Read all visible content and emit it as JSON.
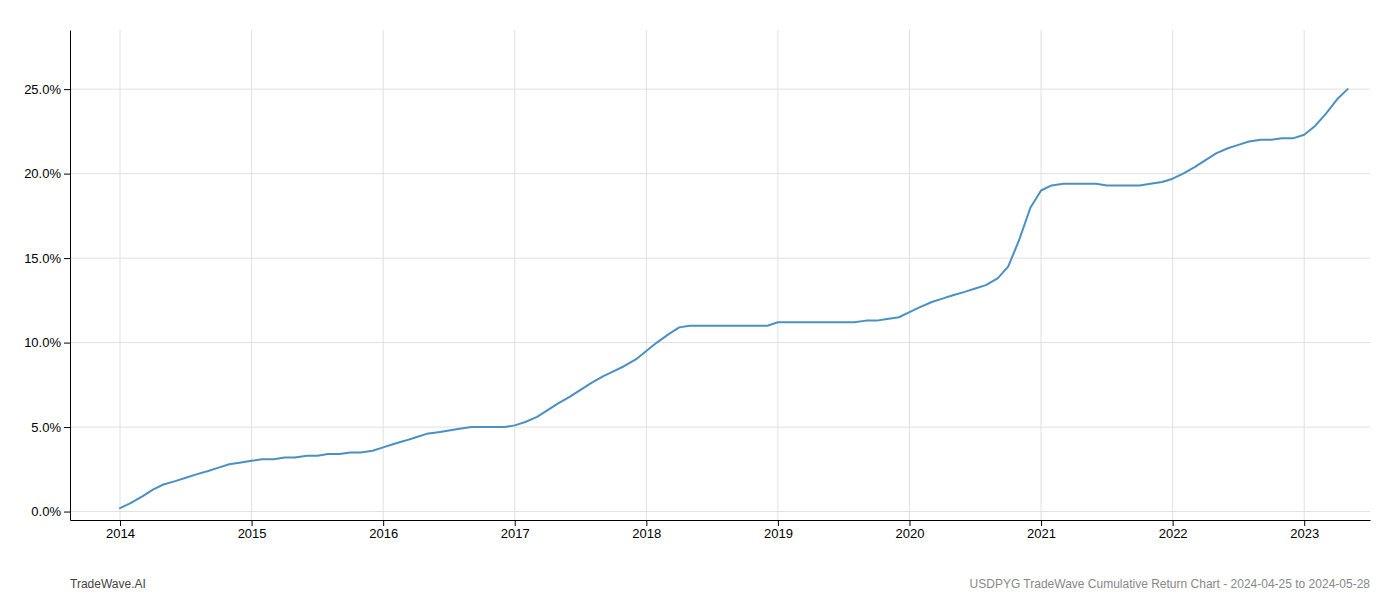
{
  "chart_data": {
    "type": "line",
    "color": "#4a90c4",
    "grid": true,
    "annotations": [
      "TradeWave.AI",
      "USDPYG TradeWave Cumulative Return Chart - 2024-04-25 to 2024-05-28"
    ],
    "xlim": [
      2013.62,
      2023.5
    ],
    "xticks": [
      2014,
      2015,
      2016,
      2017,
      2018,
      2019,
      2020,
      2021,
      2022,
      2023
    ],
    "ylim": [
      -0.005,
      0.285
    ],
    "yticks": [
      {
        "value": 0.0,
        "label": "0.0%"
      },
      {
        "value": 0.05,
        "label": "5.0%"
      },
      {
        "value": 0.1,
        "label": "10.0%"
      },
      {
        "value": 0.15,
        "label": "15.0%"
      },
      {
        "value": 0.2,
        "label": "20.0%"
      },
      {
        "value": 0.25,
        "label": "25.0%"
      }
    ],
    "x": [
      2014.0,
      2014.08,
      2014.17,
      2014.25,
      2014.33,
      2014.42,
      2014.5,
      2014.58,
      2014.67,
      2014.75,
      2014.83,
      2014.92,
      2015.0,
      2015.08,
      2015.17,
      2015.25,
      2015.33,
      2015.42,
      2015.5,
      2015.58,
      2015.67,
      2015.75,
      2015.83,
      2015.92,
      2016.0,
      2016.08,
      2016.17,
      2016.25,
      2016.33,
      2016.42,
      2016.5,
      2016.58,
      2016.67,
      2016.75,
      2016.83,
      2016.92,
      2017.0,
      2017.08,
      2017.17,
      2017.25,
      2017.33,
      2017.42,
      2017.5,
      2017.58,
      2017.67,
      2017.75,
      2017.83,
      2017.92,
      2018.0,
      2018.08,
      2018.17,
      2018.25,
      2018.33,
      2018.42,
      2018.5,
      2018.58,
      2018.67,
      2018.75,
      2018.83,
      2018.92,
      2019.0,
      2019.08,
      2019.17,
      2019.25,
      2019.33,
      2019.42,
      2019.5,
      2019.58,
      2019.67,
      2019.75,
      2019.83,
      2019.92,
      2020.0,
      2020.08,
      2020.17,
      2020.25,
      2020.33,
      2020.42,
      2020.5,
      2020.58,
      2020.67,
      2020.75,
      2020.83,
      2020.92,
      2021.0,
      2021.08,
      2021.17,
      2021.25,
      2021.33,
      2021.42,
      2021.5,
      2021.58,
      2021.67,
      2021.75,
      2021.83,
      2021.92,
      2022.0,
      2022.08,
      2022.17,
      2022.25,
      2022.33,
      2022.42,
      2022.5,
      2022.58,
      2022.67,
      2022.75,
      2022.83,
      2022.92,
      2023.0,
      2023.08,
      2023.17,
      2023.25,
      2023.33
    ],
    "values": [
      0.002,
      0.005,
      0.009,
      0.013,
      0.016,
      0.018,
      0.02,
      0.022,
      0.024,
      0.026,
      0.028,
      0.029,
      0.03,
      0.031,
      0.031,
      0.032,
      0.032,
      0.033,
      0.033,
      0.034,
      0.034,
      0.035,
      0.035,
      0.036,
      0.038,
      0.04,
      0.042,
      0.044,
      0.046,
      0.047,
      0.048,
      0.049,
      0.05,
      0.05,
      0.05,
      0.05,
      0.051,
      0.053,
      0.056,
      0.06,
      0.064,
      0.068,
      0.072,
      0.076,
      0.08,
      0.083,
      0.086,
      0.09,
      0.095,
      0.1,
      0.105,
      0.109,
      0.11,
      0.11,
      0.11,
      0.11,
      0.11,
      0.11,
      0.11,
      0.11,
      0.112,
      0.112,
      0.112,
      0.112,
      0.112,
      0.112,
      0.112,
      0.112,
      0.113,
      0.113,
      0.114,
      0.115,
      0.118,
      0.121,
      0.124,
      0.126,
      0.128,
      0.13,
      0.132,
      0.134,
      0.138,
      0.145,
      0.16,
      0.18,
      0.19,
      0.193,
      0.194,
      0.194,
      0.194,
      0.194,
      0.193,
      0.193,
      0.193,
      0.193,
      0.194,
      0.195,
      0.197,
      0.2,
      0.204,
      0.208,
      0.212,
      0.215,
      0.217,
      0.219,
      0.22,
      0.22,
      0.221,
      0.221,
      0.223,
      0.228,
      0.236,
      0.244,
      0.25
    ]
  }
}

____________

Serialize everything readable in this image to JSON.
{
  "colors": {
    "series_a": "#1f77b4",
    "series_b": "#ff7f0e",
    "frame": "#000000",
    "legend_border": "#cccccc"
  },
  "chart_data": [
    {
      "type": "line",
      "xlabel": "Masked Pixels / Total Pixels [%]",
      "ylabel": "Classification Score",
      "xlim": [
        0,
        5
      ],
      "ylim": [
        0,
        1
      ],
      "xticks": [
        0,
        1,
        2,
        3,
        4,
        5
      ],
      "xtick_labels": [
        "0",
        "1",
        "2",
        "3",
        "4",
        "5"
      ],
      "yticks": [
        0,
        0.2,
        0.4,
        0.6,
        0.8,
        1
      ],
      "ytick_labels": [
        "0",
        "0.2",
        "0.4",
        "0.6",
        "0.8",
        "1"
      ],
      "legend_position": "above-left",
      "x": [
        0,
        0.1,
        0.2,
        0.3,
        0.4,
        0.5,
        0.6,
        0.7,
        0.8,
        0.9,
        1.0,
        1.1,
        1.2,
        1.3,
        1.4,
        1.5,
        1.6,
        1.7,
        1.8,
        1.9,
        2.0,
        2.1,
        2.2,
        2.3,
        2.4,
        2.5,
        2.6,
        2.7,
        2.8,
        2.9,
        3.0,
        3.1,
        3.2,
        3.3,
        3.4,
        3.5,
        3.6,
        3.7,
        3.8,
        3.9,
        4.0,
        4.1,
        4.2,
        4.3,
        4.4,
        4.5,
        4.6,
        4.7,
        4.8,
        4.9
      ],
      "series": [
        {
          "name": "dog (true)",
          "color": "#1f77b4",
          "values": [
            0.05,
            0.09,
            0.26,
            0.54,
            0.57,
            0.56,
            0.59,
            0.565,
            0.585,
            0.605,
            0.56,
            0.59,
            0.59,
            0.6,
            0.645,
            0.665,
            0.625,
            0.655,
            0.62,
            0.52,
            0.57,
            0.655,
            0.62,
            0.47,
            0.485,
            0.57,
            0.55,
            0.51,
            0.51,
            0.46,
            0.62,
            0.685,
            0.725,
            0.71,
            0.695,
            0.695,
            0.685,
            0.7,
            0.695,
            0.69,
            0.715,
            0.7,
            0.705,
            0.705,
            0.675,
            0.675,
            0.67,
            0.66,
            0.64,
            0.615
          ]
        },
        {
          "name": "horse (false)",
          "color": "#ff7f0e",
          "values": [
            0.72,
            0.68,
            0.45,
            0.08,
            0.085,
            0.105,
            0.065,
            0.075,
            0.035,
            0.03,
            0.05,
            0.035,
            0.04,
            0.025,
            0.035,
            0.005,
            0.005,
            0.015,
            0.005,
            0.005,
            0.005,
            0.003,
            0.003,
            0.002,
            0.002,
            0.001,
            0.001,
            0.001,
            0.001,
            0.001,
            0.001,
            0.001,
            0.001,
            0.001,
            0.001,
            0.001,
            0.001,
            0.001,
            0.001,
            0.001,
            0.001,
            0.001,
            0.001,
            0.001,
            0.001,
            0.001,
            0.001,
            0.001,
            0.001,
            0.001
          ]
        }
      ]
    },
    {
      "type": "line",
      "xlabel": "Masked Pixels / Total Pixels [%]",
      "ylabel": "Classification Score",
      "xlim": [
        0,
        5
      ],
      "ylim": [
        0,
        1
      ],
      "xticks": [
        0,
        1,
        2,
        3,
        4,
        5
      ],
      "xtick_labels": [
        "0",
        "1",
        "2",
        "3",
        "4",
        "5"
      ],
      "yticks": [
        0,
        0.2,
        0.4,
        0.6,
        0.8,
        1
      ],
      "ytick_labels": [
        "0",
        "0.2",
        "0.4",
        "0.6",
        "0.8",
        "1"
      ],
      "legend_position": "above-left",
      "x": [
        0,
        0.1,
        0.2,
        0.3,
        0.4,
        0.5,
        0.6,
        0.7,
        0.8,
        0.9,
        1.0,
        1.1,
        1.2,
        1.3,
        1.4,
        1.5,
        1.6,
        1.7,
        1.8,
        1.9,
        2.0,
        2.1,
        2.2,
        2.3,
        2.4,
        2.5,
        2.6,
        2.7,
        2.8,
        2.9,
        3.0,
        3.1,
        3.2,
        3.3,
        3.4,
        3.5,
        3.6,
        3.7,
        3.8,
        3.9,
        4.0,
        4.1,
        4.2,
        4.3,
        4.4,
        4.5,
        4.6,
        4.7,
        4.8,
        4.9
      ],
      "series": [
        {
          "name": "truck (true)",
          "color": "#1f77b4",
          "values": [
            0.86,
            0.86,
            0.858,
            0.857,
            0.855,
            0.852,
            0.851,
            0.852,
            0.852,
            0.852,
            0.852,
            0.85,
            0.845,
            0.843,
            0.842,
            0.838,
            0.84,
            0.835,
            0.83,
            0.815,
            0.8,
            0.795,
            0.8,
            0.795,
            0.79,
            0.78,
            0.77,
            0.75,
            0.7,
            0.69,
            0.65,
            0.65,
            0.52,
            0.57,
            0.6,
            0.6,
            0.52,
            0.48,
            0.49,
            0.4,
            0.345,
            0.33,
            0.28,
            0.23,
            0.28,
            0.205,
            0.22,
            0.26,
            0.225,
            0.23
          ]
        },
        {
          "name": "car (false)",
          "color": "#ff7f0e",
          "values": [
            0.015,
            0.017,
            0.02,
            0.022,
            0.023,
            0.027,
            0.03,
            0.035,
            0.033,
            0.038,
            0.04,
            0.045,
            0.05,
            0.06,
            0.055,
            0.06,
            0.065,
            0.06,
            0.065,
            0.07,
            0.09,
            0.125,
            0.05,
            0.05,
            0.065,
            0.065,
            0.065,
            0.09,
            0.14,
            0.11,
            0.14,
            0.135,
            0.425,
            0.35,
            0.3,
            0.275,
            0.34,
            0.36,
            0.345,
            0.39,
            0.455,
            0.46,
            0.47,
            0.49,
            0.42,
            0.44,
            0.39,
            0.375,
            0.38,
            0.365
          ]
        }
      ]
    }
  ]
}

____________

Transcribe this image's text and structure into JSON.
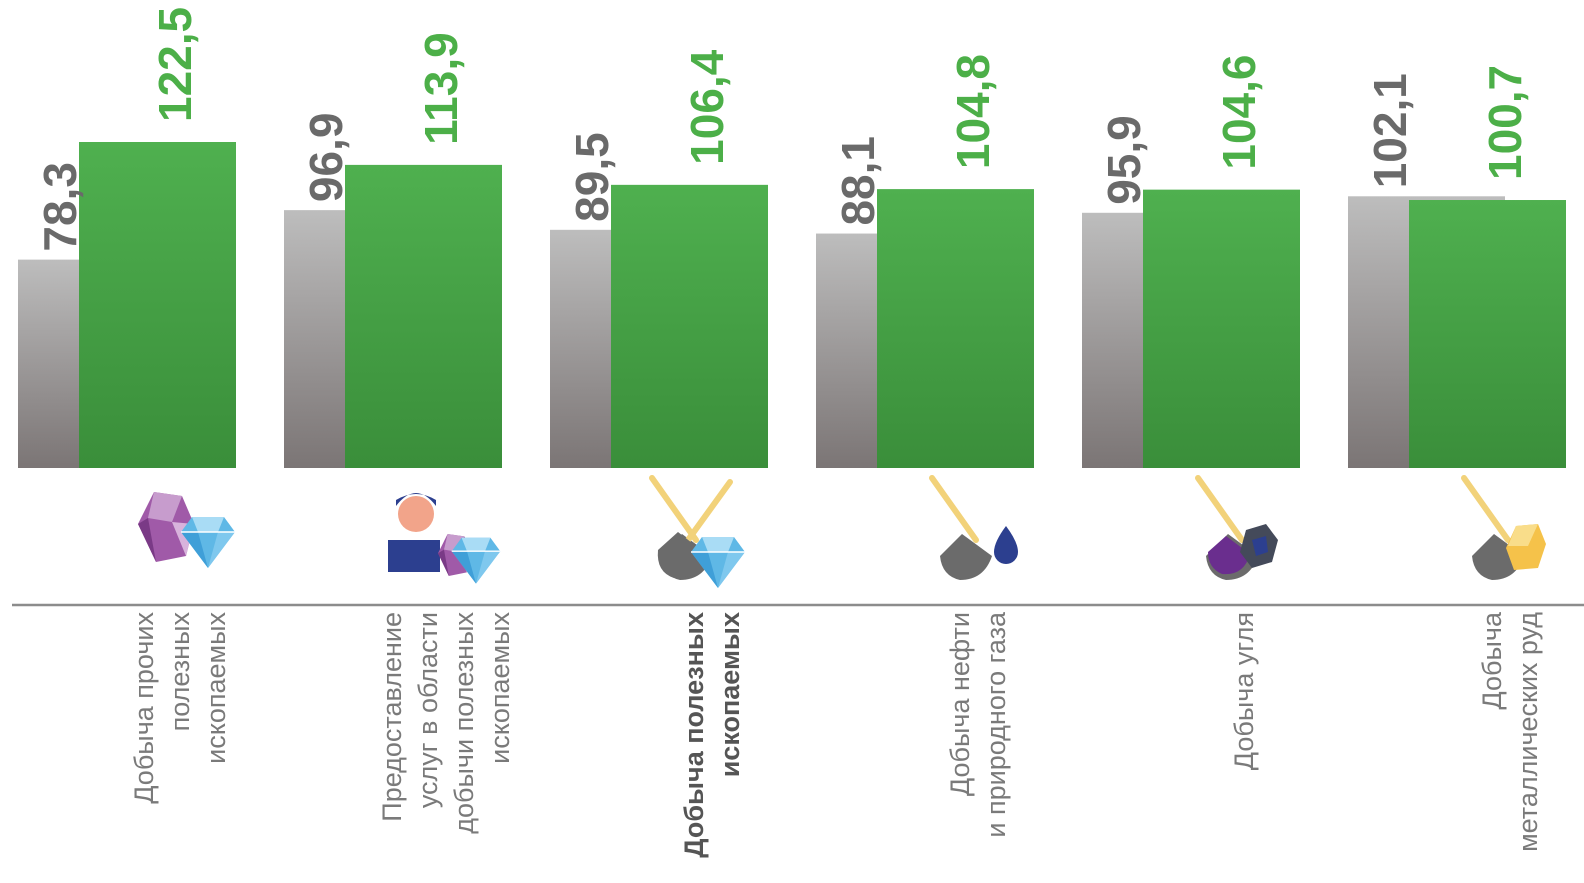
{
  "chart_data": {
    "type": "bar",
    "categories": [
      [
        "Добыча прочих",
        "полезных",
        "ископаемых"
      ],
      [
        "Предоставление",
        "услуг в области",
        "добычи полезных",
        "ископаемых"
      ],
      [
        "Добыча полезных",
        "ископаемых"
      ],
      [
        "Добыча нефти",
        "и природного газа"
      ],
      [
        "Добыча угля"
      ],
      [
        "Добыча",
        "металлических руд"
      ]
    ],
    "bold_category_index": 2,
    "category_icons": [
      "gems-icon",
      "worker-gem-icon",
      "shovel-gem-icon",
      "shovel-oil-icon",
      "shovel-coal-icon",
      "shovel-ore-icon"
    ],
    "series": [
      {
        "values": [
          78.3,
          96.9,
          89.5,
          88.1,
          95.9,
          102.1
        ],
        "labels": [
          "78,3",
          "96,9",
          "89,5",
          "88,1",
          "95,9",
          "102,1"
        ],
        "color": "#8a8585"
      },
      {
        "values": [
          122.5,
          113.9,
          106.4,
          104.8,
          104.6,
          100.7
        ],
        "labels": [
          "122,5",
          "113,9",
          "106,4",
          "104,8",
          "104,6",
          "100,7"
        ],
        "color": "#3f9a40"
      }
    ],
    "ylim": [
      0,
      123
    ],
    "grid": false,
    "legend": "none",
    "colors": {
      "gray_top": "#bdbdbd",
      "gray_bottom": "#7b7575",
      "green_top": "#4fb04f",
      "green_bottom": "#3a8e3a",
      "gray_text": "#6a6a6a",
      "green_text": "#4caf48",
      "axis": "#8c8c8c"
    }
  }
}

____________

--- Exercise goal ---
Copy every line that includes the string "TradeWave" from the material above.

--- Answer in full ---
      "TradeWave.AI",
      "USDPYG TradeWave Cumulative Return Chart - 2024-04-25 to 2024-05-28"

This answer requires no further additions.